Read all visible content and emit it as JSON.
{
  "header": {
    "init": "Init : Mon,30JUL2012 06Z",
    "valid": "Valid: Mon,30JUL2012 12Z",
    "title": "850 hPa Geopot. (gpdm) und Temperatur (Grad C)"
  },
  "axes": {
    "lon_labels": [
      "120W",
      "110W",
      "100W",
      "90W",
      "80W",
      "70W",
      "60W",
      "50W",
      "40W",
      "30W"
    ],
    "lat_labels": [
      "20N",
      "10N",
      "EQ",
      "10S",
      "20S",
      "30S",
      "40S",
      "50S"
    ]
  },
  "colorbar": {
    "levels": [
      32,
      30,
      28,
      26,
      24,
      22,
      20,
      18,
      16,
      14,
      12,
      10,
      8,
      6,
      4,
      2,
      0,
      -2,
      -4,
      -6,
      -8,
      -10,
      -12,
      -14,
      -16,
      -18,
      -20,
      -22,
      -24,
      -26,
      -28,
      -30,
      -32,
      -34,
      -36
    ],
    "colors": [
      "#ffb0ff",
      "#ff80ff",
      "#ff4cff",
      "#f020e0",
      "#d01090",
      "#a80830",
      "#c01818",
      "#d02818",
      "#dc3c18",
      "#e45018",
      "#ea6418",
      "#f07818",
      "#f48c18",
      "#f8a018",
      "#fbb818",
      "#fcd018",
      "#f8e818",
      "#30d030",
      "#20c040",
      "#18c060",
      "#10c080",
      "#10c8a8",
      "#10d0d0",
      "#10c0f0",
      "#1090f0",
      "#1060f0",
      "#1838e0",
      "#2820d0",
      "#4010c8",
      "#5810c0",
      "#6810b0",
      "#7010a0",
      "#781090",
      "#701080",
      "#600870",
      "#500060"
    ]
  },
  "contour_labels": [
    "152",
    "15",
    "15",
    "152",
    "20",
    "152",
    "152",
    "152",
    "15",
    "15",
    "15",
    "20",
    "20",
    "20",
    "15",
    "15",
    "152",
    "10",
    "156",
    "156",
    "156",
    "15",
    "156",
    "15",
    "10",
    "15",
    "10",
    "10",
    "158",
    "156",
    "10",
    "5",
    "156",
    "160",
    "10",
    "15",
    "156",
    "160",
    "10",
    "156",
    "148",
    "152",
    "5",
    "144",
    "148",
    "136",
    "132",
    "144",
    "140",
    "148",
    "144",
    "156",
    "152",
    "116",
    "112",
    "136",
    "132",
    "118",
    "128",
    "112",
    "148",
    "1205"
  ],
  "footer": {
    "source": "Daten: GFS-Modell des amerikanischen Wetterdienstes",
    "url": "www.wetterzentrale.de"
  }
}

━━━━━━━━━━━━━━━━

■ EXERCISE DETAILS
Transcribe all of the material exactly. Omit nothing.

■ CORRECT ANSWER
Read all visible content and emit it as JSON.
{
  "header": {
    "init": "Init : Mon,30JUL2012 06Z",
    "valid": "Valid: Mon,30JUL2012 12Z",
    "title": "850 hPa Geopot. (gpdm) und Temperatur (Grad C)"
  },
  "axes": {
    "lon_labels": [
      "120W",
      "110W",
      "100W",
      "90W",
      "80W",
      "70W",
      "60W",
      "50W",
      "40W",
      "30W"
    ],
    "lat_labels": [
      "20N",
      "10N",
      "EQ",
      "10S",
      "20S",
      "30S",
      "40S",
      "50S"
    ]
  },
  "colorbar": {
    "levels": [
      32,
      30,
      28,
      26,
      24,
      22,
      20,
      18,
      16,
      14,
      12,
      10,
      8,
      6,
      4,
      2,
      0,
      -2,
      -4,
      -6,
      -8,
      -10,
      -12,
      -14,
      -16,
      -18,
      -20,
      -22,
      -24,
      -26,
      -28,
      -30,
      -32,
      -34,
      -36
    ],
    "colors": [
      "#ffb0ff",
      "#ff80ff",
      "#ff4cff",
      "#f020e0",
      "#d01090",
      "#a80830",
      "#c01818",
      "#d02818",
      "#dc3c18",
      "#e45018",
      "#ea6418",
      "#f07818",
      "#f48c18",
      "#f8a018",
      "#fbb818",
      "#fcd018",
      "#f8e818",
      "#30d030",
      "#20c040",
      "#18c060",
      "#10c080",
      "#10c8a8",
      "#10d0d0",
      "#10c0f0",
      "#1090f0",
      "#1060f0",
      "#1838e0",
      "#2820d0",
      "#4010c8",
      "#5810c0",
      "#6810b0",
      "#7010a0",
      "#781090",
      "#701080",
      "#600870",
      "#500060"
    ]
  },
  "contour_labels": [
    "152",
    "15",
    "15",
    "152",
    "20",
    "152",
    "152",
    "152",
    "15",
    "15",
    "15",
    "20",
    "20",
    "20",
    "15",
    "15",
    "152",
    "10",
    "156",
    "156",
    "156",
    "15",
    "156",
    "15",
    "10",
    "15",
    "10",
    "10",
    "158",
    "156",
    "10",
    "5",
    "156",
    "160",
    "10",
    "15",
    "156",
    "160",
    "10",
    "156",
    "148",
    "152",
    "5",
    "144",
    "148",
    "136",
    "132",
    "144",
    "140",
    "148",
    "144",
    "156",
    "152",
    "116",
    "112",
    "136",
    "132",
    "118",
    "128",
    "112",
    "148",
    "1205"
  ],
  "footer": {
    "source": "Daten: GFS-Modell des amerikanischen Wetterdienstes",
    "url": "www.wetterzentrale.de"
  }
}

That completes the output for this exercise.